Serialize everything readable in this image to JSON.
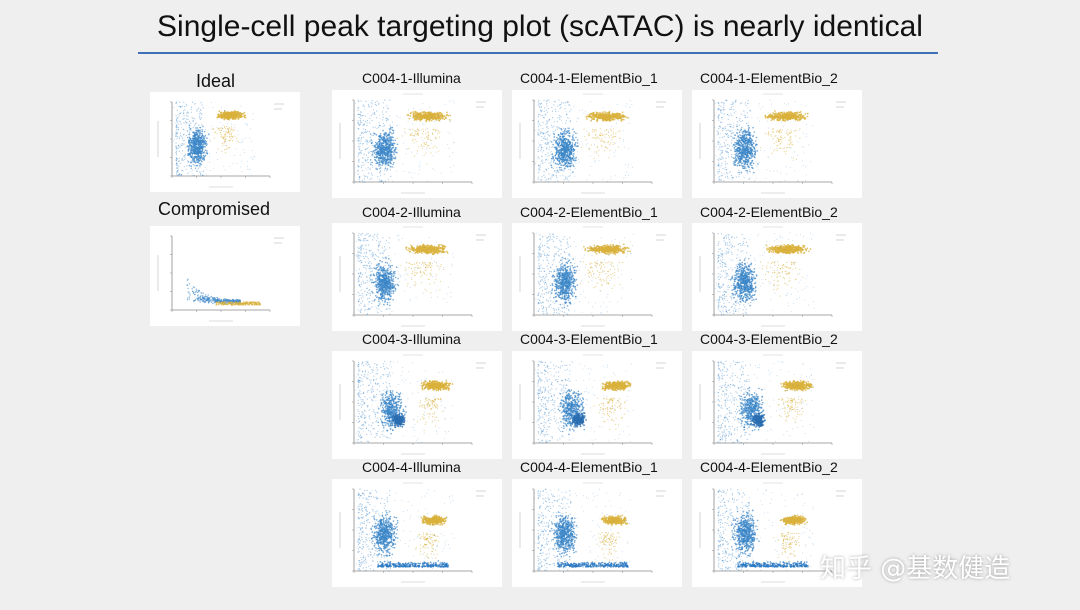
{
  "slide": {
    "title": "Single-cell peak targeting plot (scATAC) is nearly identical",
    "accent_color": "#3f6fb5",
    "watermark": "知乎 @基数健造"
  },
  "colors": {
    "cell_color": "#d9b13c",
    "noncell_color": "#3a86c8"
  },
  "chart_data": [
    {
      "type": "scatter",
      "panel": "ideal",
      "label": "Ideal",
      "pattern": "ideal"
    },
    {
      "type": "scatter",
      "panel": "compromised",
      "label": "Compromised",
      "pattern": "compromised"
    },
    {
      "type": "scatter",
      "panel": "c004-1-illumina",
      "label": "C004-1-Illumina",
      "pattern": "standard"
    },
    {
      "type": "scatter",
      "panel": "c004-1-elementbio-1",
      "label": "C004-1-ElementBio_1",
      "pattern": "standard"
    },
    {
      "type": "scatter",
      "panel": "c004-1-elementbio-2",
      "label": "C004-1-ElementBio_2",
      "pattern": "standard"
    },
    {
      "type": "scatter",
      "panel": "c004-2-illumina",
      "label": "C004-2-Illumina",
      "pattern": "standard"
    },
    {
      "type": "scatter",
      "panel": "c004-2-elementbio-1",
      "label": "C004-2-ElementBio_1",
      "pattern": "standard"
    },
    {
      "type": "scatter",
      "panel": "c004-2-elementbio-2",
      "label": "C004-2-ElementBio_2",
      "pattern": "standard"
    },
    {
      "type": "scatter",
      "panel": "c004-3-illumina",
      "label": "C004-3-Illumina",
      "pattern": "compact"
    },
    {
      "type": "scatter",
      "panel": "c004-3-elementbio-1",
      "label": "C004-3-ElementBio_1",
      "pattern": "compact"
    },
    {
      "type": "scatter",
      "panel": "c004-3-elementbio-2",
      "label": "C004-3-ElementBio_2",
      "pattern": "compact"
    },
    {
      "type": "scatter",
      "panel": "c004-4-illumina",
      "label": "C004-4-Illumina",
      "pattern": "cluster"
    },
    {
      "type": "scatter",
      "panel": "c004-4-elementbio-1",
      "label": "C004-4-ElementBio_1",
      "pattern": "cluster"
    },
    {
      "type": "scatter",
      "panel": "c004-4-elementbio-2",
      "label": "C004-4-ElementBio_2",
      "pattern": "cluster"
    }
  ]
}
==========
Write out the material above again, word for word, minus its pictures.

Exercise solution:
Serialize everything readable in this image to JSON.
{
  "slide": {
    "title": "Single-cell peak targeting plot (scATAC) is nearly identical",
    "accent_color": "#3f6fb5",
    "watermark": "知乎 @基数健造"
  },
  "colors": {
    "cell_color": "#d9b13c",
    "noncell_color": "#3a86c8"
  },
  "chart_data": [
    {
      "type": "scatter",
      "panel": "ideal",
      "label": "Ideal",
      "pattern": "ideal"
    },
    {
      "type": "scatter",
      "panel": "compromised",
      "label": "Compromised",
      "pattern": "compromised"
    },
    {
      "type": "scatter",
      "panel": "c004-1-illumina",
      "label": "C004-1-Illumina",
      "pattern": "standard"
    },
    {
      "type": "scatter",
      "panel": "c004-1-elementbio-1",
      "label": "C004-1-ElementBio_1",
      "pattern": "standard"
    },
    {
      "type": "scatter",
      "panel": "c004-1-elementbio-2",
      "label": "C004-1-ElementBio_2",
      "pattern": "standard"
    },
    {
      "type": "scatter",
      "panel": "c004-2-illumina",
      "label": "C004-2-Illumina",
      "pattern": "standard"
    },
    {
      "type": "scatter",
      "panel": "c004-2-elementbio-1",
      "label": "C004-2-ElementBio_1",
      "pattern": "standard"
    },
    {
      "type": "scatter",
      "panel": "c004-2-elementbio-2",
      "label": "C004-2-ElementBio_2",
      "pattern": "standard"
    },
    {
      "type": "scatter",
      "panel": "c004-3-illumina",
      "label": "C004-3-Illumina",
      "pattern": "compact"
    },
    {
      "type": "scatter",
      "panel": "c004-3-elementbio-1",
      "label": "C004-3-ElementBio_1",
      "pattern": "compact"
    },
    {
      "type": "scatter",
      "panel": "c004-3-elementbio-2",
      "label": "C004-3-ElementBio_2",
      "pattern": "compact"
    },
    {
      "type": "scatter",
      "panel": "c004-4-illumina",
      "label": "C004-4-Illumina",
      "pattern": "cluster"
    },
    {
      "type": "scatter",
      "panel": "c004-4-elementbio-1",
      "label": "C004-4-ElementBio_1",
      "pattern": "cluster"
    },
    {
      "type": "scatter",
      "panel": "c004-4-elementbio-2",
      "label": "C004-4-ElementBio_2",
      "pattern": "cluster"
    }
  ]
}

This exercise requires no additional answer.